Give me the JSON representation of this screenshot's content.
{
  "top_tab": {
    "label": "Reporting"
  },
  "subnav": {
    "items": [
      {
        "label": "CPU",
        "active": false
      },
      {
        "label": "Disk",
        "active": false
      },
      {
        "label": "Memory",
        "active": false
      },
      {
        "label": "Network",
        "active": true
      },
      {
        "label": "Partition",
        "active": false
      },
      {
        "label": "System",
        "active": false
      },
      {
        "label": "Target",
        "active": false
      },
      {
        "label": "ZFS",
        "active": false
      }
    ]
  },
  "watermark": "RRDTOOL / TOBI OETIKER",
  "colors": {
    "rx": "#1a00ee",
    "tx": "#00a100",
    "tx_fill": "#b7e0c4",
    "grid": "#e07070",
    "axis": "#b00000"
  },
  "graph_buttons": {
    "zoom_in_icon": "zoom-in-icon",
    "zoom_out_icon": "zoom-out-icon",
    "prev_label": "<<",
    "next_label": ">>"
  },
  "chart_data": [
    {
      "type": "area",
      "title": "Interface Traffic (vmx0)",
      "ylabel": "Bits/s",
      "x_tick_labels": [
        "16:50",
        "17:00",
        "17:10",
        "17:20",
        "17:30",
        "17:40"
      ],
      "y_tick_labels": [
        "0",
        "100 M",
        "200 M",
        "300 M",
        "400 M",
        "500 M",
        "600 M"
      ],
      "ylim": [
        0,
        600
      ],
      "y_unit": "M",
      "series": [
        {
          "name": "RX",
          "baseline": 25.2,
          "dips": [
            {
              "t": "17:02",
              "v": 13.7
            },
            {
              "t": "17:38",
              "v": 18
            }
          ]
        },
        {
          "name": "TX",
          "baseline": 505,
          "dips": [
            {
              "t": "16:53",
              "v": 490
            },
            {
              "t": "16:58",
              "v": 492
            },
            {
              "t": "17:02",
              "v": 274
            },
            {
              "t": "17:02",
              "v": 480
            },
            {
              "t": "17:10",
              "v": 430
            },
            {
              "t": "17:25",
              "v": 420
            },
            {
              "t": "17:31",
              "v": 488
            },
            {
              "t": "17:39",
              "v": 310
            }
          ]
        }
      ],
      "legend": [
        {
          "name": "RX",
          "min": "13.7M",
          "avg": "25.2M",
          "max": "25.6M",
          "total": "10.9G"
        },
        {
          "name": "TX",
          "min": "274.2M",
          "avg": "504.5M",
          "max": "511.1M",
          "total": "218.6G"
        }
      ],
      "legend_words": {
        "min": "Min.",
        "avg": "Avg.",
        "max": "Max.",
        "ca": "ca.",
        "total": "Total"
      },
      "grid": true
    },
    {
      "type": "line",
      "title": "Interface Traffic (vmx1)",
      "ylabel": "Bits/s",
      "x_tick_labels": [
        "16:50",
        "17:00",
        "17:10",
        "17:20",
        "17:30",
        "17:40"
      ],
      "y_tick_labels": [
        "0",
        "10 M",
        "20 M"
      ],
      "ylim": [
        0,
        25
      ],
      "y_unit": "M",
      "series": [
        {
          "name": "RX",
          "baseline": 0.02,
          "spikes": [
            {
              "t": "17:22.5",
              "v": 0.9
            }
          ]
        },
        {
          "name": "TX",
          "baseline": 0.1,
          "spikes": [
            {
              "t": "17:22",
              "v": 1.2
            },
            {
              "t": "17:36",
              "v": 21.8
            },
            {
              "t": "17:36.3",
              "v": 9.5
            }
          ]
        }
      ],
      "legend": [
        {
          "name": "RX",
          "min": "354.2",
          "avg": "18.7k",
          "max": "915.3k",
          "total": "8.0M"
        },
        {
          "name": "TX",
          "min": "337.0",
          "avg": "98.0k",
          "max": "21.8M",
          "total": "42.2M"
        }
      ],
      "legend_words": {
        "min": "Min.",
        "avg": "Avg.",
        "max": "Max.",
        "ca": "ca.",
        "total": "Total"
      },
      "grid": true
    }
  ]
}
---+---
◆ Instructions to follow:
Your task is to list each line of the records with the word "icon".

◆ Problem solution:
    "zoom_in_icon": "zoom-in-icon",
    "zoom_out_icon": "zoom-out-icon",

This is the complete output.